▸ Directive: Omit all pictures. Copy the rest of the material exactly.

▸ Record excerpts:
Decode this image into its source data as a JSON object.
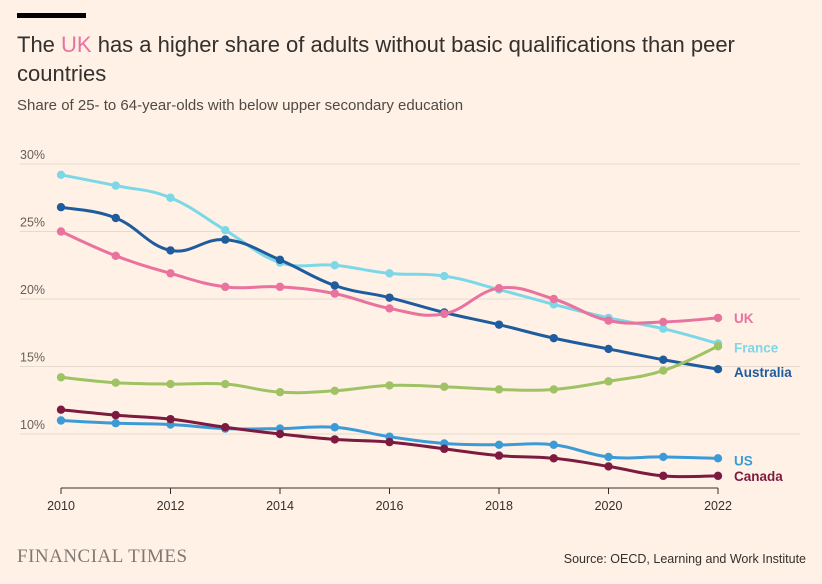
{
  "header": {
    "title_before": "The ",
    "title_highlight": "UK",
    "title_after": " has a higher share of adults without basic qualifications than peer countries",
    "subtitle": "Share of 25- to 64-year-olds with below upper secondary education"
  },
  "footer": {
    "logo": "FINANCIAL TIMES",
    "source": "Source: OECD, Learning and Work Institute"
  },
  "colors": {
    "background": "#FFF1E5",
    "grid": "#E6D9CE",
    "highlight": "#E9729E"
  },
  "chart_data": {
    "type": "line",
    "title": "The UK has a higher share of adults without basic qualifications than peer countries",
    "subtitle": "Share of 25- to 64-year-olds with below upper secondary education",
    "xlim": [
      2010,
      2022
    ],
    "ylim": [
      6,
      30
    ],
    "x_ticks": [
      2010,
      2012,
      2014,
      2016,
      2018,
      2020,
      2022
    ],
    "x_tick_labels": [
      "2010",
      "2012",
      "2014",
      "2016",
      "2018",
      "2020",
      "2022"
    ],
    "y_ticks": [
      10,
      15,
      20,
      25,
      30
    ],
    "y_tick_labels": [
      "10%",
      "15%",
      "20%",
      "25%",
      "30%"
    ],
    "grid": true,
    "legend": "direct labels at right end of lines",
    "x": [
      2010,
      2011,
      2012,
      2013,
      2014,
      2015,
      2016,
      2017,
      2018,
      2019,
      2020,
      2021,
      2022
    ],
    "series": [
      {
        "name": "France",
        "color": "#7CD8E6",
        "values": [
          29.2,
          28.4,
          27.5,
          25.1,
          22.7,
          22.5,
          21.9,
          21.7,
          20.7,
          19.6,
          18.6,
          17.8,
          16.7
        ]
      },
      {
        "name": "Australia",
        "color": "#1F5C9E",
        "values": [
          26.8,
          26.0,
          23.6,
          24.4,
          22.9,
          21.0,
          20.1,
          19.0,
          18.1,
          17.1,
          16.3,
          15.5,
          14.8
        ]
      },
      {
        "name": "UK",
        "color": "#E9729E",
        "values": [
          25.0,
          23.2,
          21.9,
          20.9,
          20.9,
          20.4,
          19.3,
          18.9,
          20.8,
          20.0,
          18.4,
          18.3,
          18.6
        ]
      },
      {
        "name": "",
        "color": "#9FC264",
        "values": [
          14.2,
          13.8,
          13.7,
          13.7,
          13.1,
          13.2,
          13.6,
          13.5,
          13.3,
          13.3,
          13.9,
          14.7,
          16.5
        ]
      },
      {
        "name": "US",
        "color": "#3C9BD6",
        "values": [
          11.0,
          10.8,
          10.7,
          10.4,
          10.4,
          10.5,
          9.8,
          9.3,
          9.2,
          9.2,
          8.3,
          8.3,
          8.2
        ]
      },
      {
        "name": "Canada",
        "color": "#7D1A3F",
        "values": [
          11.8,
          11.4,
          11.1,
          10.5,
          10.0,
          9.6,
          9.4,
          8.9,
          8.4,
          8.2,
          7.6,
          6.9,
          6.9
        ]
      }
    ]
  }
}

▸ Full answer:
Decode this image into its source data as a JSON object.
{
  "header": {
    "title_before": "The ",
    "title_highlight": "UK",
    "title_after": " has a higher share of adults without basic qualifications than peer countries",
    "subtitle": "Share of 25- to 64-year-olds with below upper secondary education"
  },
  "footer": {
    "logo": "FINANCIAL TIMES",
    "source": "Source: OECD, Learning and Work Institute"
  },
  "colors": {
    "background": "#FFF1E5",
    "grid": "#E6D9CE",
    "highlight": "#E9729E"
  },
  "chart_data": {
    "type": "line",
    "title": "The UK has a higher share of adults without basic qualifications than peer countries",
    "subtitle": "Share of 25- to 64-year-olds with below upper secondary education",
    "xlim": [
      2010,
      2022
    ],
    "ylim": [
      6,
      30
    ],
    "x_ticks": [
      2010,
      2012,
      2014,
      2016,
      2018,
      2020,
      2022
    ],
    "x_tick_labels": [
      "2010",
      "2012",
      "2014",
      "2016",
      "2018",
      "2020",
      "2022"
    ],
    "y_ticks": [
      10,
      15,
      20,
      25,
      30
    ],
    "y_tick_labels": [
      "10%",
      "15%",
      "20%",
      "25%",
      "30%"
    ],
    "grid": true,
    "legend": "direct labels at right end of lines",
    "x": [
      2010,
      2011,
      2012,
      2013,
      2014,
      2015,
      2016,
      2017,
      2018,
      2019,
      2020,
      2021,
      2022
    ],
    "series": [
      {
        "name": "France",
        "color": "#7CD8E6",
        "values": [
          29.2,
          28.4,
          27.5,
          25.1,
          22.7,
          22.5,
          21.9,
          21.7,
          20.7,
          19.6,
          18.6,
          17.8,
          16.7
        ]
      },
      {
        "name": "Australia",
        "color": "#1F5C9E",
        "values": [
          26.8,
          26.0,
          23.6,
          24.4,
          22.9,
          21.0,
          20.1,
          19.0,
          18.1,
          17.1,
          16.3,
          15.5,
          14.8
        ]
      },
      {
        "name": "UK",
        "color": "#E9729E",
        "values": [
          25.0,
          23.2,
          21.9,
          20.9,
          20.9,
          20.4,
          19.3,
          18.9,
          20.8,
          20.0,
          18.4,
          18.3,
          18.6
        ]
      },
      {
        "name": "",
        "color": "#9FC264",
        "values": [
          14.2,
          13.8,
          13.7,
          13.7,
          13.1,
          13.2,
          13.6,
          13.5,
          13.3,
          13.3,
          13.9,
          14.7,
          16.5
        ]
      },
      {
        "name": "US",
        "color": "#3C9BD6",
        "values": [
          11.0,
          10.8,
          10.7,
          10.4,
          10.4,
          10.5,
          9.8,
          9.3,
          9.2,
          9.2,
          8.3,
          8.3,
          8.2
        ]
      },
      {
        "name": "Canada",
        "color": "#7D1A3F",
        "values": [
          11.8,
          11.4,
          11.1,
          10.5,
          10.0,
          9.6,
          9.4,
          8.9,
          8.4,
          8.2,
          7.6,
          6.9,
          6.9
        ]
      }
    ]
  }
}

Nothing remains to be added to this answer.